## [TASK DETAILS]
Omit the pictures and return every entry exactly as written.

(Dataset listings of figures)
(begin)
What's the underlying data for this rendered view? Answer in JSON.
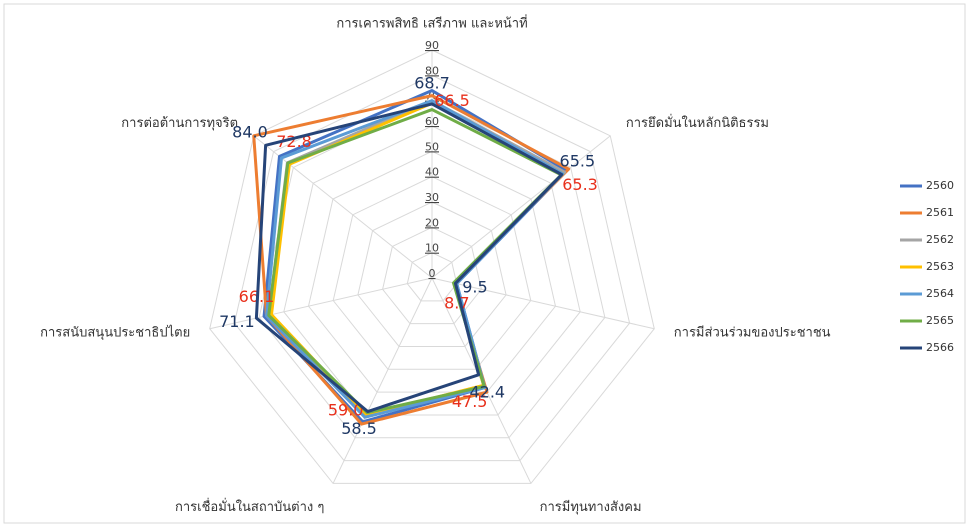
{
  "chart_data": {
    "type": "radar",
    "categories": [
      "การเคารพสิทธิ เสรีภาพ และหน้าที่",
      "การยึดมั่นในหลักนิติธรรม",
      "การมีส่วนร่วมของประชาชน",
      "การมีทุนทางสังคม",
      "การเชื่อมั่นในสถาบันต่าง ๆ",
      "การสนับสนุนประชาธิปไตย",
      "การต่อต้านการทุจริต"
    ],
    "rlim": [
      0,
      90
    ],
    "rticks": [
      0,
      10,
      20,
      30,
      40,
      50,
      60,
      70,
      80,
      90
    ],
    "grid": true,
    "legend": "right",
    "series": [
      {
        "name": "2560",
        "color": "#4472c4",
        "values": [
          74,
          68,
          10,
          48,
          63,
          68,
          77
        ]
      },
      {
        "name": "2561",
        "color": "#ed7d31",
        "values": [
          72,
          69,
          9,
          50,
          64,
          67,
          90
        ]
      },
      {
        "name": "2562",
        "color": "#a5a5a5",
        "values": [
          70,
          67,
          9,
          47,
          61,
          66,
          73
        ]
      },
      {
        "name": "2563",
        "color": "#ffc000",
        "values": [
          69,
          66,
          9,
          47,
          60,
          65,
          72
        ]
      },
      {
        "name": "2564",
        "color": "#5b9bd5",
        "values": [
          70,
          66,
          10,
          48,
          61,
          67,
          76
        ]
      },
      {
        "name": "2565",
        "color": "#70ad47",
        "label_color": "#e8301c",
        "values": [
          66.5,
          65.3,
          8.7,
          47.5,
          59,
          66.1,
          72.8
        ],
        "value_labels": [
          "66.5",
          "65.3",
          "8.7",
          "47.5",
          "59.0",
          "66.1",
          "72.8"
        ]
      },
      {
        "name": "2566",
        "color": "#264478",
        "label_color": "#1f3864",
        "values": [
          68.7,
          65.5,
          9.5,
          42.4,
          58.5,
          71.1,
          84
        ],
        "value_labels": [
          "68.7",
          "65.5",
          "9.5",
          "42.4",
          "58.5",
          "71.1",
          "84.0"
        ]
      }
    ]
  }
}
(end)
## [EXPECTED ANSWER]
What's the underlying data for this rendered view? Answer in JSON.
{
  "chart_data": {
    "type": "radar",
    "categories": [
      "การเคารพสิทธิ เสรีภาพ และหน้าที่",
      "การยึดมั่นในหลักนิติธรรม",
      "การมีส่วนร่วมของประชาชน",
      "การมีทุนทางสังคม",
      "การเชื่อมั่นในสถาบันต่าง ๆ",
      "การสนับสนุนประชาธิปไตย",
      "การต่อต้านการทุจริต"
    ],
    "rlim": [
      0,
      90
    ],
    "rticks": [
      0,
      10,
      20,
      30,
      40,
      50,
      60,
      70,
      80,
      90
    ],
    "grid": true,
    "legend": "right",
    "series": [
      {
        "name": "2560",
        "color": "#4472c4",
        "values": [
          74,
          68,
          10,
          48,
          63,
          68,
          77
        ]
      },
      {
        "name": "2561",
        "color": "#ed7d31",
        "values": [
          72,
          69,
          9,
          50,
          64,
          67,
          90
        ]
      },
      {
        "name": "2562",
        "color": "#a5a5a5",
        "values": [
          70,
          67,
          9,
          47,
          61,
          66,
          73
        ]
      },
      {
        "name": "2563",
        "color": "#ffc000",
        "values": [
          69,
          66,
          9,
          47,
          60,
          65,
          72
        ]
      },
      {
        "name": "2564",
        "color": "#5b9bd5",
        "values": [
          70,
          66,
          10,
          48,
          61,
          67,
          76
        ]
      },
      {
        "name": "2565",
        "color": "#70ad47",
        "label_color": "#e8301c",
        "values": [
          66.5,
          65.3,
          8.7,
          47.5,
          59,
          66.1,
          72.8
        ],
        "value_labels": [
          "66.5",
          "65.3",
          "8.7",
          "47.5",
          "59.0",
          "66.1",
          "72.8"
        ]
      },
      {
        "name": "2566",
        "color": "#264478",
        "label_color": "#1f3864",
        "values": [
          68.7,
          65.5,
          9.5,
          42.4,
          58.5,
          71.1,
          84
        ],
        "value_labels": [
          "68.7",
          "65.5",
          "9.5",
          "42.4",
          "58.5",
          "71.1",
          "84.0"
        ]
      }
    ]
  }
}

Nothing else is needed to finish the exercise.